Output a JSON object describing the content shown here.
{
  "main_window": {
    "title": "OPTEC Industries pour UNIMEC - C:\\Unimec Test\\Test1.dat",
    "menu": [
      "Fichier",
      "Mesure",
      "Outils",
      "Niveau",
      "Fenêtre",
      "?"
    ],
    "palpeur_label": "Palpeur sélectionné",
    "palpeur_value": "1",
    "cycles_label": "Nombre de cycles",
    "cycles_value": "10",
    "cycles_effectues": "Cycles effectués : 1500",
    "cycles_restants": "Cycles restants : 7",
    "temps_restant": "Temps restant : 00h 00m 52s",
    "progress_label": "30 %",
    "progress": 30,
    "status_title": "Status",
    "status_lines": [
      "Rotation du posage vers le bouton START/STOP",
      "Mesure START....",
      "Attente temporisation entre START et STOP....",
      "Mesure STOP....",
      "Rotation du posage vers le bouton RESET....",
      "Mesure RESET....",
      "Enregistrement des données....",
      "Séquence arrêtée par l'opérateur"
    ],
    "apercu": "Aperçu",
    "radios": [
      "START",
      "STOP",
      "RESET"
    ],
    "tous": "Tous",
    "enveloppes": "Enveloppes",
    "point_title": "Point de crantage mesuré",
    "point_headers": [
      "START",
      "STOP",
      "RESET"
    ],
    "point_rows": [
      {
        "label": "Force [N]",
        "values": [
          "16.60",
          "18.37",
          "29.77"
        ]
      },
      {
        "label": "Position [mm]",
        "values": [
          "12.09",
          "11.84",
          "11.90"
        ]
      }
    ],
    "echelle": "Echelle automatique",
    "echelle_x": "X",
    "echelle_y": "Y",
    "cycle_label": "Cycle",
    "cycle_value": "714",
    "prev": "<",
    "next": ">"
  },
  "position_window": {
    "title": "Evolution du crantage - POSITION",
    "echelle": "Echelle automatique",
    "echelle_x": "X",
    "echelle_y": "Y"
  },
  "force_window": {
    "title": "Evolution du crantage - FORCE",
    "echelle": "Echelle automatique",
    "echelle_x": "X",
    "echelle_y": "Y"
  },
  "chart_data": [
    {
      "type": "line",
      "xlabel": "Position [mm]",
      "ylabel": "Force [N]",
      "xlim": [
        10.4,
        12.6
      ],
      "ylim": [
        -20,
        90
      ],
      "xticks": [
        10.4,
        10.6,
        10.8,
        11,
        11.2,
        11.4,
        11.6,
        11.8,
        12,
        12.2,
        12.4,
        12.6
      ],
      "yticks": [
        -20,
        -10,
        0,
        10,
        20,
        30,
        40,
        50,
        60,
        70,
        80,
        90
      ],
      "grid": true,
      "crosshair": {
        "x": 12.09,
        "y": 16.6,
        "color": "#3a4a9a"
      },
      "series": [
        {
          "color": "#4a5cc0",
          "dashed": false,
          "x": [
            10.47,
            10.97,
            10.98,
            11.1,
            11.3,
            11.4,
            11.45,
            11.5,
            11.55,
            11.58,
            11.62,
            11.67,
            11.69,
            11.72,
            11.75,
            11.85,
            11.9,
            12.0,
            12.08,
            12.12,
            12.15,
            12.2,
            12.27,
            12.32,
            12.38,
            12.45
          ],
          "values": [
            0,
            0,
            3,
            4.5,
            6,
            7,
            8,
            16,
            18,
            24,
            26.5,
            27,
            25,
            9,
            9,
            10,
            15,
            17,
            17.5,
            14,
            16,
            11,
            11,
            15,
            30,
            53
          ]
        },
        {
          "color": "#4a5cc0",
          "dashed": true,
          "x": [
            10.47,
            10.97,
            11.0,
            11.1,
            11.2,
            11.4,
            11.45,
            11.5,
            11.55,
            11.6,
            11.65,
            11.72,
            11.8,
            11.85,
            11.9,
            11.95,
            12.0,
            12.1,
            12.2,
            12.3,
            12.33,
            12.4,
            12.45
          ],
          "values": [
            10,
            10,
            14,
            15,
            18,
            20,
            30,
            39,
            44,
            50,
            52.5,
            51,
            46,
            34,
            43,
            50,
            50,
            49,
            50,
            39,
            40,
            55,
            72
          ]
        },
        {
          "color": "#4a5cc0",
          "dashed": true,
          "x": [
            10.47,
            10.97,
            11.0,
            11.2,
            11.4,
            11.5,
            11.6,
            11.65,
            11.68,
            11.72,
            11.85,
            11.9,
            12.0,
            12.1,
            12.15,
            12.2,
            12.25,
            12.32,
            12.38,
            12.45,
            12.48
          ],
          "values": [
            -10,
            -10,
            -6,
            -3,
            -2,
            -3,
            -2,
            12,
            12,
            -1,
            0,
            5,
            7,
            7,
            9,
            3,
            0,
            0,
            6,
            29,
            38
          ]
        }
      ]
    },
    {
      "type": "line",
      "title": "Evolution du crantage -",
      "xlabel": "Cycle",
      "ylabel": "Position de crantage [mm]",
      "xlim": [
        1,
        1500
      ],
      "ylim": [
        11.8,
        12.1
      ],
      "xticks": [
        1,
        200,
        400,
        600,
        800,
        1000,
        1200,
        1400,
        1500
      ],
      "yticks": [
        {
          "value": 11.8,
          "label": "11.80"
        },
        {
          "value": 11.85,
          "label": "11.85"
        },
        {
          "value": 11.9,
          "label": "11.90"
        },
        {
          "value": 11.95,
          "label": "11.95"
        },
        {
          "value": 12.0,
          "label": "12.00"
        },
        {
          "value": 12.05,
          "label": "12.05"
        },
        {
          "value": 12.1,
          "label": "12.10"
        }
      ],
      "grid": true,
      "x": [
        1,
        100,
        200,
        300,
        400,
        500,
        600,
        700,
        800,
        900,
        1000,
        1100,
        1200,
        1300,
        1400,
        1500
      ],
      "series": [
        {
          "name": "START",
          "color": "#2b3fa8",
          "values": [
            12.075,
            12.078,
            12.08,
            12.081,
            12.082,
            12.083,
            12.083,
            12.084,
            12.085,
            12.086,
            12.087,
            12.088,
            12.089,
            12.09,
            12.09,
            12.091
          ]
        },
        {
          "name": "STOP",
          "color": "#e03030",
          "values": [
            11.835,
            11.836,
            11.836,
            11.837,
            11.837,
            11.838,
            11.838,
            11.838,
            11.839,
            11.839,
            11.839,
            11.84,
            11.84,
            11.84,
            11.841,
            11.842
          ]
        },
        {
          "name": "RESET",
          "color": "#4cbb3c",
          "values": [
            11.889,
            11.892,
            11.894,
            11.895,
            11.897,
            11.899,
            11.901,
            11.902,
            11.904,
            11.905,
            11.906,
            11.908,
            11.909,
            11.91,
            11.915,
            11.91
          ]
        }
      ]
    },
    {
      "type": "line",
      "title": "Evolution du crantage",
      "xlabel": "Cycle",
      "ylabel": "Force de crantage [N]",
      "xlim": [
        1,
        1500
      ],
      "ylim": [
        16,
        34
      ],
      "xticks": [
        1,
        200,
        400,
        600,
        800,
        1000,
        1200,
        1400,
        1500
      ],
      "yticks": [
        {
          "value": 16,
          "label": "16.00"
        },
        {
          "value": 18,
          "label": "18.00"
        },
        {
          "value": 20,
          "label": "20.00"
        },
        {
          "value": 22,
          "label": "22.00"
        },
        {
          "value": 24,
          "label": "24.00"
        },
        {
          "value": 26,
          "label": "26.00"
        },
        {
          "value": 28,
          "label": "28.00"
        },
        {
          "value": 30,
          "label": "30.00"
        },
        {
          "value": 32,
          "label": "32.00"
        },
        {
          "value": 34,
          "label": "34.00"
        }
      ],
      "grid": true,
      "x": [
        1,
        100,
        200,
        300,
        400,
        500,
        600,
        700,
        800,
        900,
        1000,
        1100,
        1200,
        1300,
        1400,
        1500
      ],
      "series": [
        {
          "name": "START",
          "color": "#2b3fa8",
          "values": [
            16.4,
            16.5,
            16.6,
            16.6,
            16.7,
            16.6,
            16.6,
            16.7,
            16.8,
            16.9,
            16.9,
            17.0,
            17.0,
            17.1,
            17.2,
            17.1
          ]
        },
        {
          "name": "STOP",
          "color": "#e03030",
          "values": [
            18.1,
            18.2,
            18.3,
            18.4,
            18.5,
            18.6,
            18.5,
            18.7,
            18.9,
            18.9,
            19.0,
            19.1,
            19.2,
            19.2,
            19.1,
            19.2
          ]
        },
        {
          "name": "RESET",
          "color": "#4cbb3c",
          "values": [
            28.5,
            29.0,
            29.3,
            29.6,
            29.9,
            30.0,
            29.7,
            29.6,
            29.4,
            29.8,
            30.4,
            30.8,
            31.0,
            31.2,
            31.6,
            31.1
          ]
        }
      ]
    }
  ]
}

· · · ·

* **Given task**:
Pick out lines containing the word "vers", each one as written.

* **Final result**:
      "Rotation du posage vers le bouton START/STOP",
      "Rotation du posage vers le bouton RESET....",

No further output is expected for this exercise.